Stored records:
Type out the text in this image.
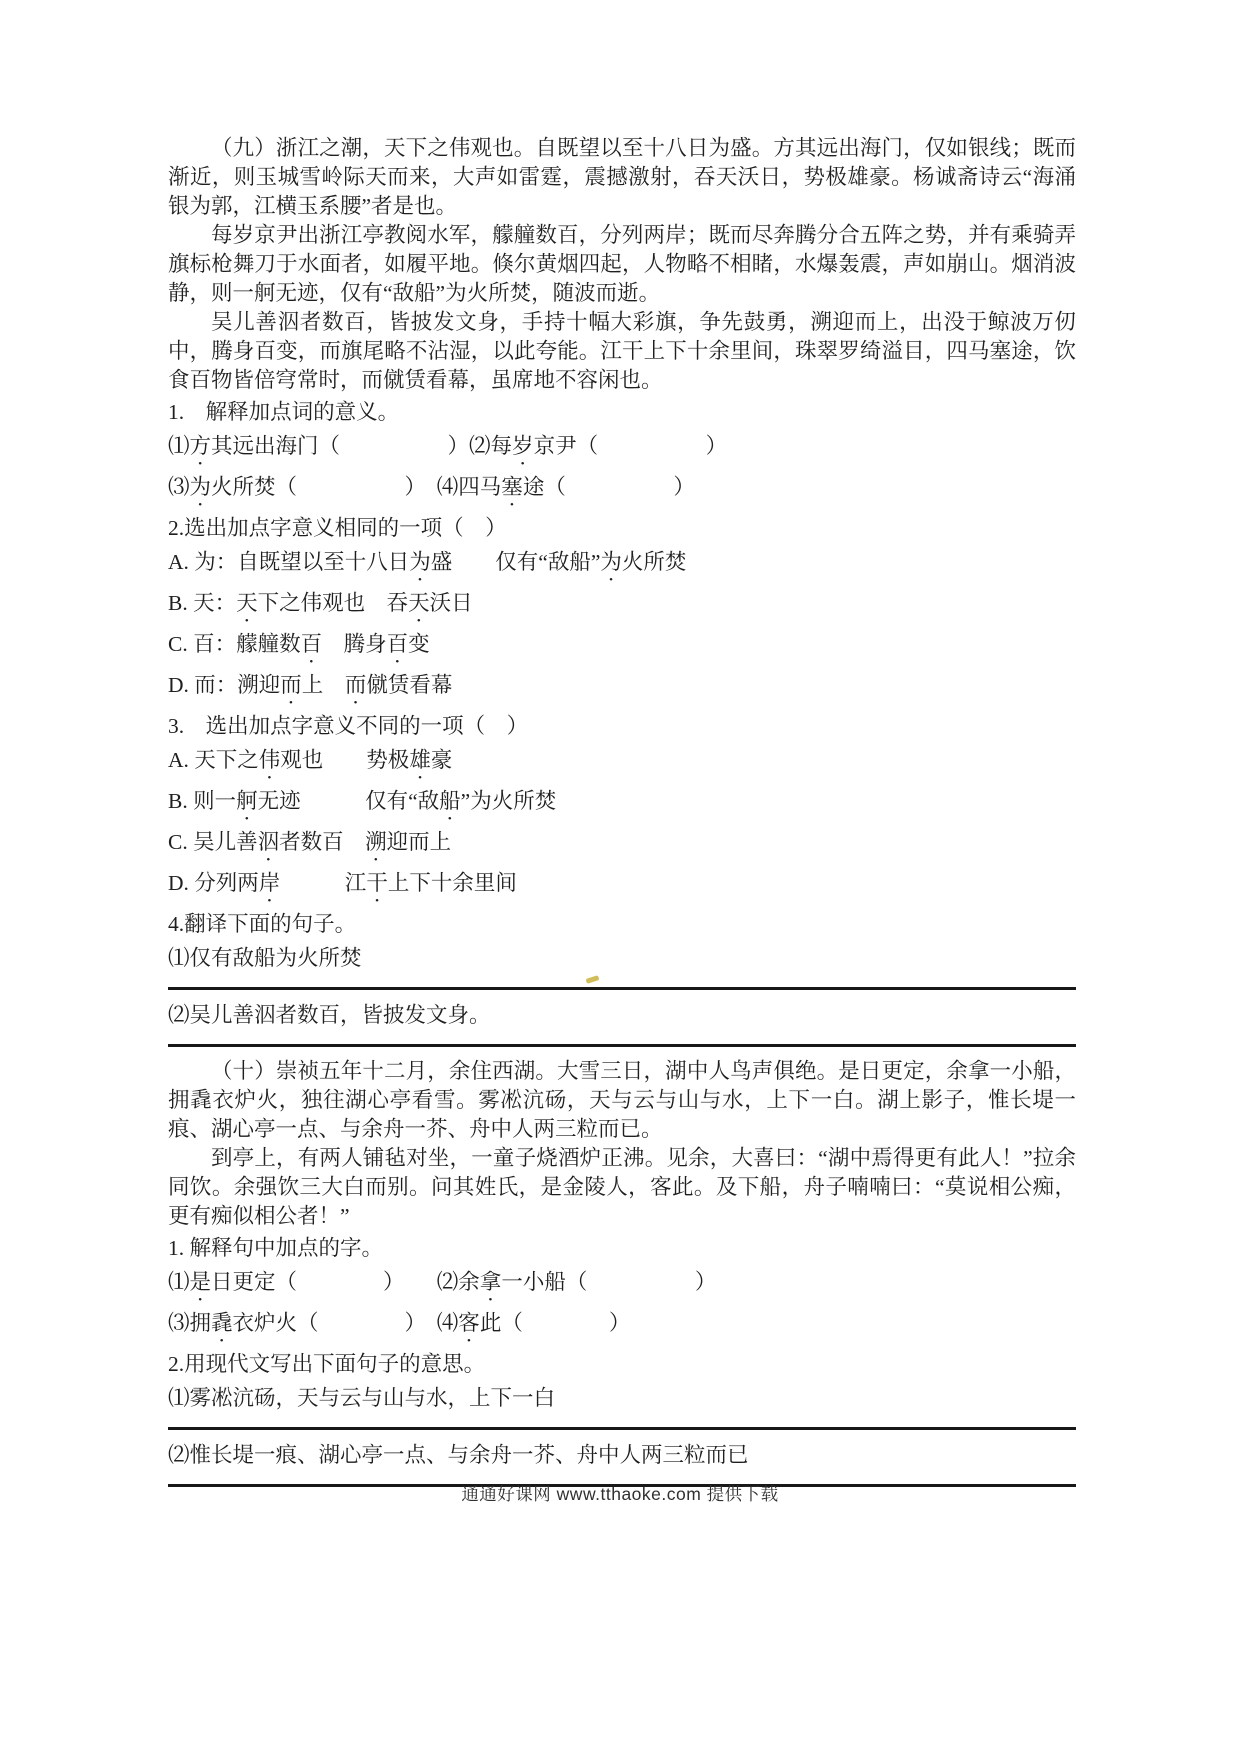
（九）浙江之潮，天下之伟观也。自既望以至十八日为盛。方其远出海门，仅如银线；既而渐近，则玉城雪岭际天而来，大声如雷霆，震撼激射，吞天沃日，势极雄豪。杨诚斋诗云“海涌银为郭，江横玉系腰”者是也。
每岁京尹出浙江亭教阅水军，艨艟数百，分列两岸；既而尽奔腾分合五阵之势，并有乘骑弄旗标枪舞刀于水面者，如履平地。倏尔黄烟四起，人物略不相睹，水爆轰震，声如崩山。烟消波静，则一舸无迹，仅有“敌船”为火所焚，随波而逝。
吴儿善泅者数百，皆披发文身，手持十幅大彩旗，争先鼓勇，溯迎而上，出没于鲸波万仞中，腾身百变，而旗尾略不沾湿，以此夸能。江干上下十余里间，珠翠罗绮溢目，四马塞途，饮食百物皆倍穹常时，而僦赁看幕，虽席地不容闲也。
1.　解释加点词的意义。
⑴方其远出海门（　　　　　）⑵每岁京尹（　　　　　）
⑶为火所焚（　　　　　）　⑷四马塞途（　　　　　）
2.选出加点字意义相同的一项（　）
A. 为：自既望以至十八日为盛　　仅有“敌船”为火所焚
B. 天：天下之伟观也　吞天沃日
C. 百：艨艟数百　腾身百变
D. 而：溯迎而上　而僦赁看幕
3.　选出加点字意义不同的一项（　）
A. 天下之伟观也　　势极雄豪
B. 则一舸无迹　　　仅有“敌船”为火所焚
C. 吴儿善泅者数百　溯迎而上
D. 分列两岸　　　江干上下十余里间
4.翻译下面的句子。
⑴仅有敌船为火所焚
⑵吴儿善泅者数百，皆披发文身。
（十）崇祯五年十二月，余住西湖。大雪三日，湖中人鸟声俱绝。是日更定，余拿一小船，拥毳衣炉火，独往湖心亭看雪。雾凇沆砀，天与云与山与水，上下一白。湖上影子，惟长堤一痕、湖心亭一点、与余舟一芥、舟中人两三粒而已。
到亭上，有两人铺毡对坐，一童子烧酒炉正沸。见余，大喜曰：“湖中焉得更有此人！”拉余同饮。余强饮三大白而别。问其姓氏，是金陵人，客此。及下船，舟子喃喃曰：“莫说相公痴，更有痴似相公者！”
1. 解释句中加点的字。
⑴是日更定（　　　　）　　⑵余拿一小船（　　　　　）
⑶拥毳衣炉火（　　　　）　⑷客此（　　　　）
2.用现代文写出下面句子的意思。
⑴雾凇沆砀，天与云与山与水，上下一白
⑵惟长堤一痕、湖心亭一点、与余舟一芥、舟中人两三粒而已
通通好课网 www.tthaoke.com 提供下载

▶ Task to complete:
Reproduce every line precisely as given, omitting all pictures.

▶ The reply:
Type out the text in this image.
（九）浙江之潮，天下之伟观也。自既望以至十八日为盛。方其远出海门，仅如银线；既而渐近，则玉城雪岭际天而来，大声如雷霆，震撼激射，吞天沃日，势极雄豪。杨诚斋诗云“海涌银为郭，江横玉系腰”者是也。
每岁京尹出浙江亭教阅水军，艨艟数百，分列两岸；既而尽奔腾分合五阵之势，并有乘骑弄旗标枪舞刀于水面者，如履平地。倏尔黄烟四起，人物略不相睹，水爆轰震，声如崩山。烟消波静，则一舸无迹，仅有“敌船”为火所焚，随波而逝。
吴儿善泅者数百，皆披发文身，手持十幅大彩旗，争先鼓勇，溯迎而上，出没于鲸波万仞中，腾身百变，而旗尾略不沾湿，以此夸能。江干上下十余里间，珠翠罗绮溢目，四马塞途，饮食百物皆倍穹常时，而僦赁看幕，虽席地不容闲也。
1.　解释加点词的意义。
⑴方其远出海门（　　　　　）⑵每岁京尹（　　　　　）
⑶为火所焚（　　　　　）　⑷四马塞途（　　　　　）
2.选出加点字意义相同的一项（　）
A. 为：自既望以至十八日为盛　　仅有“敌船”为火所焚
B. 天：天下之伟观也　吞天沃日
C. 百：艨艟数百　腾身百变
D. 而：溯迎而上　而僦赁看幕
3.　选出加点字意义不同的一项（　）
A. 天下之伟观也　　势极雄豪
B. 则一舸无迹　　　仅有“敌船”为火所焚
C. 吴儿善泅者数百　溯迎而上
D. 分列两岸　　　江干上下十余里间
4.翻译下面的句子。
⑴仅有敌船为火所焚
⑵吴儿善泅者数百，皆披发文身。
（十）崇祯五年十二月，余住西湖。大雪三日，湖中人鸟声俱绝。是日更定，余拿一小船，拥毳衣炉火，独往湖心亭看雪。雾凇沆砀，天与云与山与水，上下一白。湖上影子，惟长堤一痕、湖心亭一点、与余舟一芥、舟中人两三粒而已。
到亭上，有两人铺毡对坐，一童子烧酒炉正沸。见余，大喜曰：“湖中焉得更有此人！”拉余同饮。余强饮三大白而别。问其姓氏，是金陵人，客此。及下船，舟子喃喃曰：“莫说相公痴，更有痴似相公者！”
1. 解释句中加点的字。
⑴是日更定（　　　　）　　⑵余拿一小船（　　　　　）
⑶拥毳衣炉火（　　　　）　⑷客此（　　　　）
2.用现代文写出下面句子的意思。
⑴雾凇沆砀，天与云与山与水，上下一白
⑵惟长堤一痕、湖心亭一点、与余舟一芥、舟中人两三粒而已
通通好课网 www.tthaoke.com 提供下载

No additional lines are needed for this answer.